● EXERCISE DIRECTIONS: Reproduce all of the listing below without alteration.

● Excerpts from a figure dataset:
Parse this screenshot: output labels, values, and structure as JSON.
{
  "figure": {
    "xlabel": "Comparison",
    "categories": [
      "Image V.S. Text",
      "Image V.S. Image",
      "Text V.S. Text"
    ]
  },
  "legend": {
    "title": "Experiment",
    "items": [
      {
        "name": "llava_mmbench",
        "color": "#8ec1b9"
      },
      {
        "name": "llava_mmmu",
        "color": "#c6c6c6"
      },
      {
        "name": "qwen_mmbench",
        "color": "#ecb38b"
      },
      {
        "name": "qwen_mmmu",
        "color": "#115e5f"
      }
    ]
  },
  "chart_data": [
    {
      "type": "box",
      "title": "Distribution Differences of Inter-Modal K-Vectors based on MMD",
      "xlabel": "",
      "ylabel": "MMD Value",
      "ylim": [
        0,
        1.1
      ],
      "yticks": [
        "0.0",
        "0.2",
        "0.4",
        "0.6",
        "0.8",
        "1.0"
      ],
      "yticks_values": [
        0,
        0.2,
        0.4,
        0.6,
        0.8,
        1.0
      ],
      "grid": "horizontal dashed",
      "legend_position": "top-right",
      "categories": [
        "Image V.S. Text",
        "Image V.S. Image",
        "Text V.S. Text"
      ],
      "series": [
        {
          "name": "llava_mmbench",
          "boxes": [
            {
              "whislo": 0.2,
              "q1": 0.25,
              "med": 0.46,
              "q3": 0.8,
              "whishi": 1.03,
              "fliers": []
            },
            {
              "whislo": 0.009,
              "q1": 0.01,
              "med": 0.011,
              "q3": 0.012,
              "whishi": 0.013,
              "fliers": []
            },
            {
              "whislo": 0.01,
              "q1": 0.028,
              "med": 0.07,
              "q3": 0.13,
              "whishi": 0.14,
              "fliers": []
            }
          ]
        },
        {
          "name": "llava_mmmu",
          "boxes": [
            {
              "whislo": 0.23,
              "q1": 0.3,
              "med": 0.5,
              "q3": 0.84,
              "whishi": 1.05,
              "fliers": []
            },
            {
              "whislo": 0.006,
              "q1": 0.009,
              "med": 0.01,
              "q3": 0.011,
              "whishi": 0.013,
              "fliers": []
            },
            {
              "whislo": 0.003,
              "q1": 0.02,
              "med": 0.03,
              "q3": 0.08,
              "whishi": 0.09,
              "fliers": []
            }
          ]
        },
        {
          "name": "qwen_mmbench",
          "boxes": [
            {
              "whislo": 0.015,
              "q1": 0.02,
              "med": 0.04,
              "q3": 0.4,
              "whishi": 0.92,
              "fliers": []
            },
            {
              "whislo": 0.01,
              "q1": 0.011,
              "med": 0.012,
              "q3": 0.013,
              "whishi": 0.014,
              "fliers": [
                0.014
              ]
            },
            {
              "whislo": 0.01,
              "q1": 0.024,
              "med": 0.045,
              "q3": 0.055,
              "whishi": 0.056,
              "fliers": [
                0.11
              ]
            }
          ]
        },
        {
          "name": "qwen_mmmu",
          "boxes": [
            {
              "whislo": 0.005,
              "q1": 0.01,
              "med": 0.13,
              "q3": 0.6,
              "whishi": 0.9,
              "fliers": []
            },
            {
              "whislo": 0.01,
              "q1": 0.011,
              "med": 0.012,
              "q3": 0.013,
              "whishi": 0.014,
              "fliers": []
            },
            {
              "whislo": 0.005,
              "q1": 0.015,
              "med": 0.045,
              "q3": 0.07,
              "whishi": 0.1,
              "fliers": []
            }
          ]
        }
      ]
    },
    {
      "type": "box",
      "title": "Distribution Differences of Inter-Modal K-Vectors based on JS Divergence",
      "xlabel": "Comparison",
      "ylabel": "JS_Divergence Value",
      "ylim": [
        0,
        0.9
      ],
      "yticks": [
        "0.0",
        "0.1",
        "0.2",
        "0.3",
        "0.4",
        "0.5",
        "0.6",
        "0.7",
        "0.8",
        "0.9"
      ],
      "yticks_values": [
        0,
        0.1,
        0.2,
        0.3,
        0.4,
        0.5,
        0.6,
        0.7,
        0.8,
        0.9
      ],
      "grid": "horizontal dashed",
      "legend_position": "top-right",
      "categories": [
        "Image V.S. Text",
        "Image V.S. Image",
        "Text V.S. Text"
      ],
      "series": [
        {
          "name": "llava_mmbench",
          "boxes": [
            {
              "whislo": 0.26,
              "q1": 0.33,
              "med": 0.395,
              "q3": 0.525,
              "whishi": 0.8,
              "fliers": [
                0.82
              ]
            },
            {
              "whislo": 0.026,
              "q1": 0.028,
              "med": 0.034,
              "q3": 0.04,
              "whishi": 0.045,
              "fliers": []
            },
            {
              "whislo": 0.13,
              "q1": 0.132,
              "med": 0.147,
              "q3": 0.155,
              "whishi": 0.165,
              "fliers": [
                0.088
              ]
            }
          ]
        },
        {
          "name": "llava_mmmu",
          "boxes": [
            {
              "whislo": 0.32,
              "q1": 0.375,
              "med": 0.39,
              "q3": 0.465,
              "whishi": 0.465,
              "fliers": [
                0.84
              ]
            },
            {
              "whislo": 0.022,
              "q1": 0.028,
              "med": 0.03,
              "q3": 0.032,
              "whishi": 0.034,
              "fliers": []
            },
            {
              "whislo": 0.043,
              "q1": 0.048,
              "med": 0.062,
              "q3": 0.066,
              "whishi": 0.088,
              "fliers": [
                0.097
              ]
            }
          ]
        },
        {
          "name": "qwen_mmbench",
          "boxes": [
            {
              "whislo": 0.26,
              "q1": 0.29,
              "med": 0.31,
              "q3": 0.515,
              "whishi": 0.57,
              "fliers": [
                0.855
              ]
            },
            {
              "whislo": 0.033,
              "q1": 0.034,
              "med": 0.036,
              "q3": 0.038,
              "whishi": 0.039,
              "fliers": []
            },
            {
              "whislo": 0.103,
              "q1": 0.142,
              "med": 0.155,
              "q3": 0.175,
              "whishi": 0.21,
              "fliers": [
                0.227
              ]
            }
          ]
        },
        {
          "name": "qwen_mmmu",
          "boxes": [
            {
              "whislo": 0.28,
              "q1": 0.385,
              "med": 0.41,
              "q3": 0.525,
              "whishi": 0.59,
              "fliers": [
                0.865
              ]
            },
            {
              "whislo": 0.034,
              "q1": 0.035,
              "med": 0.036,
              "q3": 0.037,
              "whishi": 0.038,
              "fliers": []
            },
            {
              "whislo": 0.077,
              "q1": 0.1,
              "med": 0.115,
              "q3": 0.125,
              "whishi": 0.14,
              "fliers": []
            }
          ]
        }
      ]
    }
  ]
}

● RESULT BELOW:
Parse this screenshot: output labels, values, and structure as JSON.
{
  "figure": {
    "xlabel": "Comparison",
    "categories": [
      "Image V.S. Text",
      "Image V.S. Image",
      "Text V.S. Text"
    ]
  },
  "legend": {
    "title": "Experiment",
    "items": [
      {
        "name": "llava_mmbench",
        "color": "#8ec1b9"
      },
      {
        "name": "llava_mmmu",
        "color": "#c6c6c6"
      },
      {
        "name": "qwen_mmbench",
        "color": "#ecb38b"
      },
      {
        "name": "qwen_mmmu",
        "color": "#115e5f"
      }
    ]
  },
  "chart_data": [
    {
      "type": "box",
      "title": "Distribution Differences of Inter-Modal K-Vectors based on MMD",
      "xlabel": "",
      "ylabel": "MMD Value",
      "ylim": [
        0,
        1.1
      ],
      "yticks": [
        "0.0",
        "0.2",
        "0.4",
        "0.6",
        "0.8",
        "1.0"
      ],
      "yticks_values": [
        0,
        0.2,
        0.4,
        0.6,
        0.8,
        1.0
      ],
      "grid": "horizontal dashed",
      "legend_position": "top-right",
      "categories": [
        "Image V.S. Text",
        "Image V.S. Image",
        "Text V.S. Text"
      ],
      "series": [
        {
          "name": "llava_mmbench",
          "boxes": [
            {
              "whislo": 0.2,
              "q1": 0.25,
              "med": 0.46,
              "q3": 0.8,
              "whishi": 1.03,
              "fliers": []
            },
            {
              "whislo": 0.009,
              "q1": 0.01,
              "med": 0.011,
              "q3": 0.012,
              "whishi": 0.013,
              "fliers": []
            },
            {
              "whislo": 0.01,
              "q1": 0.028,
              "med": 0.07,
              "q3": 0.13,
              "whishi": 0.14,
              "fliers": []
            }
          ]
        },
        {
          "name": "llava_mmmu",
          "boxes": [
            {
              "whislo": 0.23,
              "q1": 0.3,
              "med": 0.5,
              "q3": 0.84,
              "whishi": 1.05,
              "fliers": []
            },
            {
              "whislo": 0.006,
              "q1": 0.009,
              "med": 0.01,
              "q3": 0.011,
              "whishi": 0.013,
              "fliers": []
            },
            {
              "whislo": 0.003,
              "q1": 0.02,
              "med": 0.03,
              "q3": 0.08,
              "whishi": 0.09,
              "fliers": []
            }
          ]
        },
        {
          "name": "qwen_mmbench",
          "boxes": [
            {
              "whislo": 0.015,
              "q1": 0.02,
              "med": 0.04,
              "q3": 0.4,
              "whishi": 0.92,
              "fliers": []
            },
            {
              "whislo": 0.01,
              "q1": 0.011,
              "med": 0.012,
              "q3": 0.013,
              "whishi": 0.014,
              "fliers": [
                0.014
              ]
            },
            {
              "whislo": 0.01,
              "q1": 0.024,
              "med": 0.045,
              "q3": 0.055,
              "whishi": 0.056,
              "fliers": [
                0.11
              ]
            }
          ]
        },
        {
          "name": "qwen_mmmu",
          "boxes": [
            {
              "whislo": 0.005,
              "q1": 0.01,
              "med": 0.13,
              "q3": 0.6,
              "whishi": 0.9,
              "fliers": []
            },
            {
              "whislo": 0.01,
              "q1": 0.011,
              "med": 0.012,
              "q3": 0.013,
              "whishi": 0.014,
              "fliers": []
            },
            {
              "whislo": 0.005,
              "q1": 0.015,
              "med": 0.045,
              "q3": 0.07,
              "whishi": 0.1,
              "fliers": []
            }
          ]
        }
      ]
    },
    {
      "type": "box",
      "title": "Distribution Differences of Inter-Modal K-Vectors based on JS Divergence",
      "xlabel": "Comparison",
      "ylabel": "JS_Divergence Value",
      "ylim": [
        0,
        0.9
      ],
      "yticks": [
        "0.0",
        "0.1",
        "0.2",
        "0.3",
        "0.4",
        "0.5",
        "0.6",
        "0.7",
        "0.8",
        "0.9"
      ],
      "yticks_values": [
        0,
        0.1,
        0.2,
        0.3,
        0.4,
        0.5,
        0.6,
        0.7,
        0.8,
        0.9
      ],
      "grid": "horizontal dashed",
      "legend_position": "top-right",
      "categories": [
        "Image V.S. Text",
        "Image V.S. Image",
        "Text V.S. Text"
      ],
      "series": [
        {
          "name": "llava_mmbench",
          "boxes": [
            {
              "whislo": 0.26,
              "q1": 0.33,
              "med": 0.395,
              "q3": 0.525,
              "whishi": 0.8,
              "fliers": [
                0.82
              ]
            },
            {
              "whislo": 0.026,
              "q1": 0.028,
              "med": 0.034,
              "q3": 0.04,
              "whishi": 0.045,
              "fliers": []
            },
            {
              "whislo": 0.13,
              "q1": 0.132,
              "med": 0.147,
              "q3": 0.155,
              "whishi": 0.165,
              "fliers": [
                0.088
              ]
            }
          ]
        },
        {
          "name": "llava_mmmu",
          "boxes": [
            {
              "whislo": 0.32,
              "q1": 0.375,
              "med": 0.39,
              "q3": 0.465,
              "whishi": 0.465,
              "fliers": [
                0.84
              ]
            },
            {
              "whislo": 0.022,
              "q1": 0.028,
              "med": 0.03,
              "q3": 0.032,
              "whishi": 0.034,
              "fliers": []
            },
            {
              "whislo": 0.043,
              "q1": 0.048,
              "med": 0.062,
              "q3": 0.066,
              "whishi": 0.088,
              "fliers": [
                0.097
              ]
            }
          ]
        },
        {
          "name": "qwen_mmbench",
          "boxes": [
            {
              "whislo": 0.26,
              "q1": 0.29,
              "med": 0.31,
              "q3": 0.515,
              "whishi": 0.57,
              "fliers": [
                0.855
              ]
            },
            {
              "whislo": 0.033,
              "q1": 0.034,
              "med": 0.036,
              "q3": 0.038,
              "whishi": 0.039,
              "fliers": []
            },
            {
              "whislo": 0.103,
              "q1": 0.142,
              "med": 0.155,
              "q3": 0.175,
              "whishi": 0.21,
              "fliers": [
                0.227
              ]
            }
          ]
        },
        {
          "name": "qwen_mmmu",
          "boxes": [
            {
              "whislo": 0.28,
              "q1": 0.385,
              "med": 0.41,
              "q3": 0.525,
              "whishi": 0.59,
              "fliers": [
                0.865
              ]
            },
            {
              "whislo": 0.034,
              "q1": 0.035,
              "med": 0.036,
              "q3": 0.037,
              "whishi": 0.038,
              "fliers": []
            },
            {
              "whislo": 0.077,
              "q1": 0.1,
              "med": 0.115,
              "q3": 0.125,
              "whishi": 0.14,
              "fliers": []
            }
          ]
        }
      ]
    }
  ]
}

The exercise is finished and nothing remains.